→ What is expected
Using the material that follows, identify and copy each line with the string "текущем".
+++ Provided data
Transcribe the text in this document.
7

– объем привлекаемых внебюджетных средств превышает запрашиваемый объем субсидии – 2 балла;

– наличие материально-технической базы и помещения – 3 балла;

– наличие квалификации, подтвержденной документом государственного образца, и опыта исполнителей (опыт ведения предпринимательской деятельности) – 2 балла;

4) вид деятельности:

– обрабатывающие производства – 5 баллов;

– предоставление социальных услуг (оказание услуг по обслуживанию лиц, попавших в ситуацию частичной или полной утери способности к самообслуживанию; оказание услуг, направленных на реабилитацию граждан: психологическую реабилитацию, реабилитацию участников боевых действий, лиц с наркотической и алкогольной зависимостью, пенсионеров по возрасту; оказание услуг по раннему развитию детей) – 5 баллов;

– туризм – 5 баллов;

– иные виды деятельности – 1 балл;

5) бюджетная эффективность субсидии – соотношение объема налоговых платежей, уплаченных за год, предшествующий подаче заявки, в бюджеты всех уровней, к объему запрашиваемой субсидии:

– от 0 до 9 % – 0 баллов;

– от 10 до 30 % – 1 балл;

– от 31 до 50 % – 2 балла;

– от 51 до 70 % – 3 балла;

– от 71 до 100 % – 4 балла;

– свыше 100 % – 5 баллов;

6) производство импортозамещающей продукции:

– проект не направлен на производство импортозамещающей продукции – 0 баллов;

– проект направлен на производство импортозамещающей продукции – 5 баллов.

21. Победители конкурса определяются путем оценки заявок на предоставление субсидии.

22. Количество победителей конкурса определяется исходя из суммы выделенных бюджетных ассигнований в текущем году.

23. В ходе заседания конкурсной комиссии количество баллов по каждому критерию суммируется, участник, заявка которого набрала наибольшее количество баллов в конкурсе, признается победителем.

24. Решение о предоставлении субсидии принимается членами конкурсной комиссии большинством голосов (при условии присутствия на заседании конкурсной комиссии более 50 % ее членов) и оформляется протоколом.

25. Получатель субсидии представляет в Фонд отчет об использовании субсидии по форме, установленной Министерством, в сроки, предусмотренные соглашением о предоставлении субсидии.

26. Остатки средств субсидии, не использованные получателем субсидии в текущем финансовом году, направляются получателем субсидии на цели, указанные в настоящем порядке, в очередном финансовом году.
++++++
→ Answer for the task
22. Количество победителей конкурса определяется исходя из суммы выделенных бюджетных ассигнований в текущем году.
26. Остатки средств субсидии, не использованные получателем субсидии в текущем финансовом году, направляются получателем субсидии на цели, указанные в настоящем порядке, в очередном финансовом году.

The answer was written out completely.